Task inputs
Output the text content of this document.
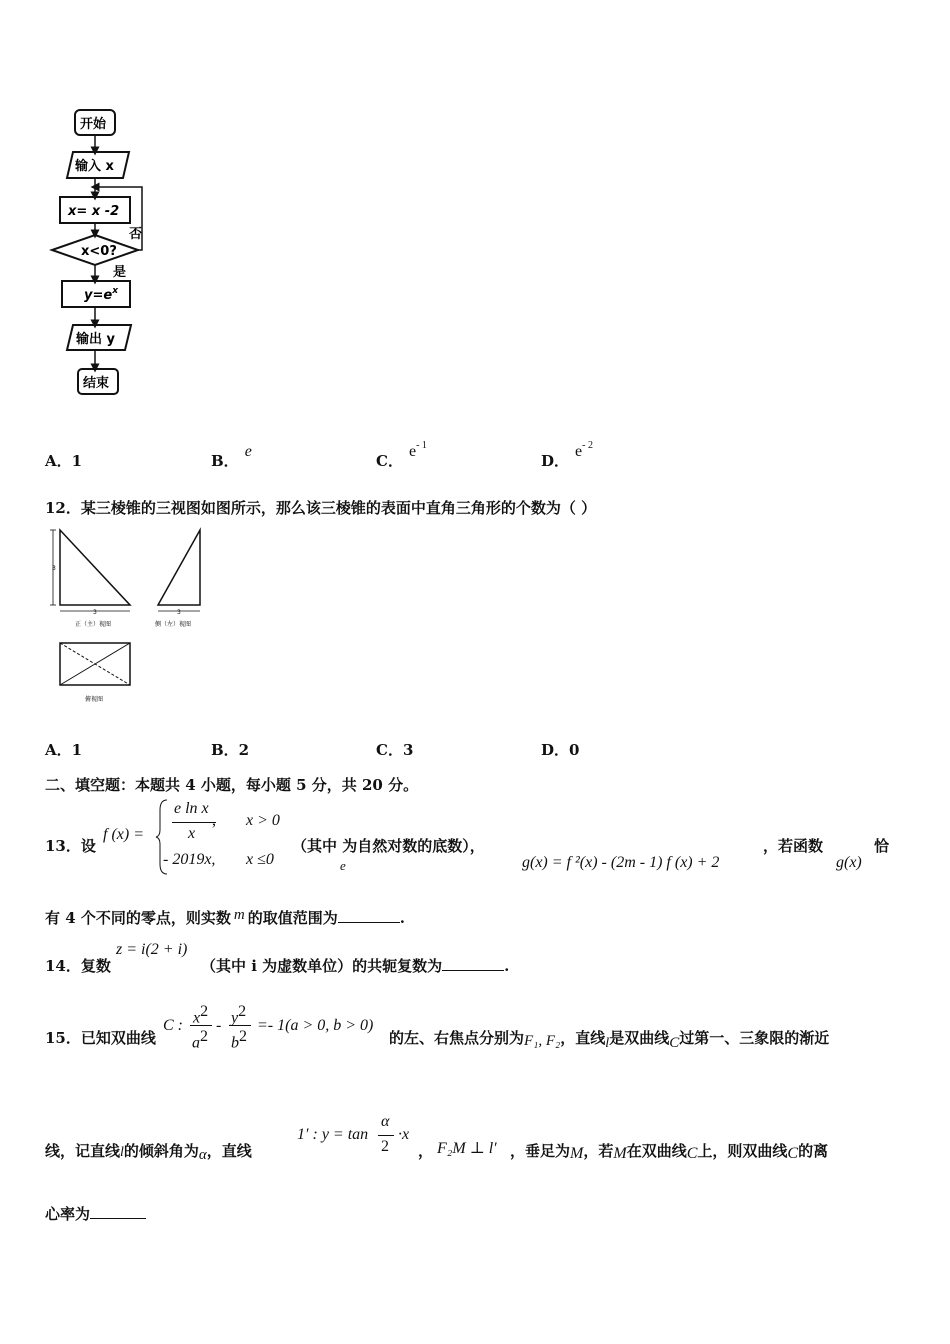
开始
输入 x
x= x -2
x<0?
否
是
$y=e^x$
输出 y
结束
A．1	B．e
C．$e^{- 1}$
D．$e^{- 2}$
12．某三棱锥的三视图如图所示，那么该三棱锥的表面中直角三角形的个数为（ ）
3
3
正（主）视图
3
侧（左）视图
俯视图
A．1	B．2	C．3	D．0
二、填空题：本题共 4 小题，每小题 5 分，共 20 分。
13．设
f (x) =
e ln x
x
, x > 0
- 2019x, x ≤0
（其中 为自然对数的底数），
e	g(x) = f ²(x) - (2m - 1) f (x) + 2
，若函数
g(x)
恰
有 4 个不同的零点，则实数 m 的取值范围为	.
14．复数
z = i(2 + i)
（其中 i 为虚数单位）的共轭复数为	.
15．已知双曲线
C : $x^2$
$a^2$
- $y^2$
$b^2$
=- 1(a > 0, b > 0)
的左、右焦点分别为F₁, F₂，直线l是双曲线C过第一、三象限的渐近
线，记直线l的倾斜角为α，直线
1′ : y = tan
α
2
·x
， F₂M ⊥ l′ ，垂足为M，若M在双曲线C上，则双曲线C的离
心率为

What to do
Transcribe the full listing above exactly, with the images removed.

Correct answer
Output the text content of this document.
开始
输入 x
x= x -2
x<0?
否
是
$y=e^x$
输出 y
结束
A．1	B．e
C．$e^{- 1}$
D．$e^{- 2}$
12．某三棱锥的三视图如图所示，那么该三棱锥的表面中直角三角形的个数为（ ）
3
3
正（主）视图
3
侧（左）视图
俯视图
A．1	B．2	C．3	D．0
二、填空题：本题共 4 小题，每小题 5 分，共 20 分。
13．设
f (x) =
e ln x
x
, x > 0
- 2019x, x ≤0
（其中 为自然对数的底数），
e	g(x) = f ²(x) - (2m - 1) f (x) + 2
，若函数
g(x)
恰
有 4 个不同的零点，则实数 m 的取值范围为	.
14．复数
z = i(2 + i)
（其中 i 为虚数单位）的共轭复数为	.
15．已知双曲线
C : $x^2$
$a^2$
- $y^2$
$b^2$
=- 1(a > 0, b > 0)
的左、右焦点分别为F₁, F₂，直线l是双曲线C过第一、三象限的渐近
线，记直线l的倾斜角为α，直线
1′ : y = tan
α
2
·x
， F₂M ⊥ l′ ，垂足为M，若M在双曲线C上，则双曲线C的离
心率为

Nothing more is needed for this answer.